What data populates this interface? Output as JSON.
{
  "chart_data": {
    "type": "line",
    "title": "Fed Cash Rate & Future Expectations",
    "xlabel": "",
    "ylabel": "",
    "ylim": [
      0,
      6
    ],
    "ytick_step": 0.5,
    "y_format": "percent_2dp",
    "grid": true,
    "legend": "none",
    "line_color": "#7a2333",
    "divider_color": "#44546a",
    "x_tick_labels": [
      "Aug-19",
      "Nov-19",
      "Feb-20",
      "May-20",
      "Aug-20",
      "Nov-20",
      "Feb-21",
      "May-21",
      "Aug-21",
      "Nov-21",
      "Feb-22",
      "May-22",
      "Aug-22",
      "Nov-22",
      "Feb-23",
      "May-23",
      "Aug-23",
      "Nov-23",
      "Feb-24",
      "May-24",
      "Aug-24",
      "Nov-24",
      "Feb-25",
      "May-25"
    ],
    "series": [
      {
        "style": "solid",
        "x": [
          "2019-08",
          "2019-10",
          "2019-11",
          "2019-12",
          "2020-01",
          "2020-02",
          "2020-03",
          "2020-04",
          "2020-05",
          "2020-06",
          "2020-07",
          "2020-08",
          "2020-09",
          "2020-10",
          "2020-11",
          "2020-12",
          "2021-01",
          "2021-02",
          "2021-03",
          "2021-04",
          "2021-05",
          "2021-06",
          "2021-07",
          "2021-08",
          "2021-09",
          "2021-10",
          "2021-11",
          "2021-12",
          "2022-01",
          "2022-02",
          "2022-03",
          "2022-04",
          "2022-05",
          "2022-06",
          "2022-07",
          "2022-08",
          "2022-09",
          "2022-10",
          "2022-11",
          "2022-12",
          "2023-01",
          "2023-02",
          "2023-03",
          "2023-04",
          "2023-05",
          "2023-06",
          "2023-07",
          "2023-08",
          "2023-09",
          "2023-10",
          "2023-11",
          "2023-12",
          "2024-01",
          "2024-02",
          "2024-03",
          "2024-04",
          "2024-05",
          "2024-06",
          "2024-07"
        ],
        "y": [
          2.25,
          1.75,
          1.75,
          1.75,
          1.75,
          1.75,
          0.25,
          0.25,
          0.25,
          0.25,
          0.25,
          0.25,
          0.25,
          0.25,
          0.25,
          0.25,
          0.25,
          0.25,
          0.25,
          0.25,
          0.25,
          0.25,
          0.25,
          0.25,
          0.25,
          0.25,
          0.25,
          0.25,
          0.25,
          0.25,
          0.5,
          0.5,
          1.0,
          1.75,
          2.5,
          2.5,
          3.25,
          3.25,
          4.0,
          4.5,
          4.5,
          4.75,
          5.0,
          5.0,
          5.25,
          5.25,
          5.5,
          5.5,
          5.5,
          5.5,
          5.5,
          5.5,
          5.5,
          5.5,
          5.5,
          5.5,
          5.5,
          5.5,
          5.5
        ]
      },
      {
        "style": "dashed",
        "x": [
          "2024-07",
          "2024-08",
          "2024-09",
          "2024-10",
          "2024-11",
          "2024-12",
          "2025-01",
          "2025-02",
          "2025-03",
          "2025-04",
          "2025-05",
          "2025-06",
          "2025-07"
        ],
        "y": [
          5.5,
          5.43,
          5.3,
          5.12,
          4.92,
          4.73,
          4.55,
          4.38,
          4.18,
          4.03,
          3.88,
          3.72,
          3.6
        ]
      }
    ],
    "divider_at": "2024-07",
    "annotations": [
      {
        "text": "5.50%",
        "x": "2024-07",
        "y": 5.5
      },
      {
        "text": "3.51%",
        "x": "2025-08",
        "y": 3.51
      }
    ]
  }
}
══════════════════════════════
▶ [Task prompt]:
Write down all the entries again without a single difference.

▶ [Solution to the exercise]:
What data populates this interface? Output as JSON.
{
  "chart_data": {
    "type": "line",
    "title": "Fed Cash Rate & Future Expectations",
    "xlabel": "",
    "ylabel": "",
    "ylim": [
      0,
      6
    ],
    "ytick_step": 0.5,
    "y_format": "percent_2dp",
    "grid": true,
    "legend": "none",
    "line_color": "#7a2333",
    "divider_color": "#44546a",
    "x_tick_labels": [
      "Aug-19",
      "Nov-19",
      "Feb-20",
      "May-20",
      "Aug-20",
      "Nov-20",
      "Feb-21",
      "May-21",
      "Aug-21",
      "Nov-21",
      "Feb-22",
      "May-22",
      "Aug-22",
      "Nov-22",
      "Feb-23",
      "May-23",
      "Aug-23",
      "Nov-23",
      "Feb-24",
      "May-24",
      "Aug-24",
      "Nov-24",
      "Feb-25",
      "May-25"
    ],
    "series": [
      {
        "style": "solid",
        "x": [
          "2019-08",
          "2019-10",
          "2019-11",
          "2019-12",
          "2020-01",
          "2020-02",
          "2020-03",
          "2020-04",
          "2020-05",
          "2020-06",
          "2020-07",
          "2020-08",
          "2020-09",
          "2020-10",
          "2020-11",
          "2020-12",
          "2021-01",
          "2021-02",
          "2021-03",
          "2021-04",
          "2021-05",
          "2021-06",
          "2021-07",
          "2021-08",
          "2021-09",
          "2021-10",
          "2021-11",
          "2021-12",
          "2022-01",
          "2022-02",
          "2022-03",
          "2022-04",
          "2022-05",
          "2022-06",
          "2022-07",
          "2022-08",
          "2022-09",
          "2022-10",
          "2022-11",
          "2022-12",
          "2023-01",
          "2023-02",
          "2023-03",
          "2023-04",
          "2023-05",
          "2023-06",
          "2023-07",
          "2023-08",
          "2023-09",
          "2023-10",
          "2023-11",
          "2023-12",
          "2024-01",
          "2024-02",
          "2024-03",
          "2024-04",
          "2024-05",
          "2024-06",
          "2024-07"
        ],
        "y": [
          2.25,
          1.75,
          1.75,
          1.75,
          1.75,
          1.75,
          0.25,
          0.25,
          0.25,
          0.25,
          0.25,
          0.25,
          0.25,
          0.25,
          0.25,
          0.25,
          0.25,
          0.25,
          0.25,
          0.25,
          0.25,
          0.25,
          0.25,
          0.25,
          0.25,
          0.25,
          0.25,
          0.25,
          0.25,
          0.25,
          0.5,
          0.5,
          1.0,
          1.75,
          2.5,
          2.5,
          3.25,
          3.25,
          4.0,
          4.5,
          4.5,
          4.75,
          5.0,
          5.0,
          5.25,
          5.25,
          5.5,
          5.5,
          5.5,
          5.5,
          5.5,
          5.5,
          5.5,
          5.5,
          5.5,
          5.5,
          5.5,
          5.5,
          5.5
        ]
      },
      {
        "style": "dashed",
        "x": [
          "2024-07",
          "2024-08",
          "2024-09",
          "2024-10",
          "2024-11",
          "2024-12",
          "2025-01",
          "2025-02",
          "2025-03",
          "2025-04",
          "2025-05",
          "2025-06",
          "2025-07"
        ],
        "y": [
          5.5,
          5.43,
          5.3,
          5.12,
          4.92,
          4.73,
          4.55,
          4.38,
          4.18,
          4.03,
          3.88,
          3.72,
          3.6
        ]
      }
    ],
    "divider_at": "2024-07",
    "annotations": [
      {
        "text": "5.50%",
        "x": "2024-07",
        "y": 5.5
      },
      {
        "text": "3.51%",
        "x": "2025-08",
        "y": 3.51
      }
    ]
  }
}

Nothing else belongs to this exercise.